(Entries with figure data)
↓

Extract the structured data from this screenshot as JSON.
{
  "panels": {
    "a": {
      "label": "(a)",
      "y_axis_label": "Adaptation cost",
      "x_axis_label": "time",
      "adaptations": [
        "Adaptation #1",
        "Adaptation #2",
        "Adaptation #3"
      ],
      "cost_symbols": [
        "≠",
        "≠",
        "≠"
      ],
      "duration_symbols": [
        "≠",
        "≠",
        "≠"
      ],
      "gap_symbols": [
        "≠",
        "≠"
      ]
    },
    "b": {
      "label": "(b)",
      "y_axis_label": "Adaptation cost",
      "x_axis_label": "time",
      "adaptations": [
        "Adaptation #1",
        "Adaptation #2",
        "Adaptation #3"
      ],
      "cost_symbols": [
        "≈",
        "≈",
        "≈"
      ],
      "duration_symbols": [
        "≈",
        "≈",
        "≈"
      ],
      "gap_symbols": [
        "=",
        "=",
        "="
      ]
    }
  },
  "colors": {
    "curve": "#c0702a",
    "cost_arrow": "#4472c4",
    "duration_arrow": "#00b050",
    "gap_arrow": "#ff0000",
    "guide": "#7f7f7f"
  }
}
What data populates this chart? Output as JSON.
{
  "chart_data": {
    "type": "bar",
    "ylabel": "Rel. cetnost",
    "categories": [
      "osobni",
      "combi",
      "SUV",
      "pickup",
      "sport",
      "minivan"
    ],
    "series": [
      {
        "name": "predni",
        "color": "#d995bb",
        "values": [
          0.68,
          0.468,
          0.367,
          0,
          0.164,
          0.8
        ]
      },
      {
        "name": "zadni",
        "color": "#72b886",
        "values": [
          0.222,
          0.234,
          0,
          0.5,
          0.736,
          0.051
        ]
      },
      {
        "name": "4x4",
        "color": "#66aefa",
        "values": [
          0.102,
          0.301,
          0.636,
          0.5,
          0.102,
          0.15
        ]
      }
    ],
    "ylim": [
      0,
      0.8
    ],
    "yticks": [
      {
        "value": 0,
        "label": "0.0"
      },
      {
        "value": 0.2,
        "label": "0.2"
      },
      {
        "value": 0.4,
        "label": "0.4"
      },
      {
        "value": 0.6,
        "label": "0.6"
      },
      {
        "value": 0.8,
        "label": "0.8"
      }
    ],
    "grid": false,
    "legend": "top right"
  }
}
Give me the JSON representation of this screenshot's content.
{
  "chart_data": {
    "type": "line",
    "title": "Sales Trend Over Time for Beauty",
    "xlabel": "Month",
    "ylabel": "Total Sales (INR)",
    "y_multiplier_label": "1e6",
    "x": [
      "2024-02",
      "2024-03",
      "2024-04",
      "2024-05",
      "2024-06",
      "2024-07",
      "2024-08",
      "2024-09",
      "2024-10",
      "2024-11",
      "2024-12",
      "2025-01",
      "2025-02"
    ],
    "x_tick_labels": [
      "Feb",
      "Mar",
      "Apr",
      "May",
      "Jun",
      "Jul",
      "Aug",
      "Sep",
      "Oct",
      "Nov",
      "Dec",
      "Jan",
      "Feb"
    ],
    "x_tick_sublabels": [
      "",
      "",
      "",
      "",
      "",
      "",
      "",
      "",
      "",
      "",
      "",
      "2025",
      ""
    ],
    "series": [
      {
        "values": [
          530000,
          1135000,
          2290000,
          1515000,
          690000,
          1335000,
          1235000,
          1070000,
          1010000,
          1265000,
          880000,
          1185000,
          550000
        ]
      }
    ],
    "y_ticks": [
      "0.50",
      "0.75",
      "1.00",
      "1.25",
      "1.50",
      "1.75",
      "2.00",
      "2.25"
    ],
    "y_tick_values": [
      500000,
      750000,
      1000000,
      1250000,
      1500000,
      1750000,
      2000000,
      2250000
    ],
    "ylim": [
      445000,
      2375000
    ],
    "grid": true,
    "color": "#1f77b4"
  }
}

↑

> WRITTEN REQUEST: In the records above, find the lines containing "screenshot" and copy them.

> WORKED ANSWER:
Extract the structured data from this screenshot as JSON.
Give me the JSON representation of this screenshot's content.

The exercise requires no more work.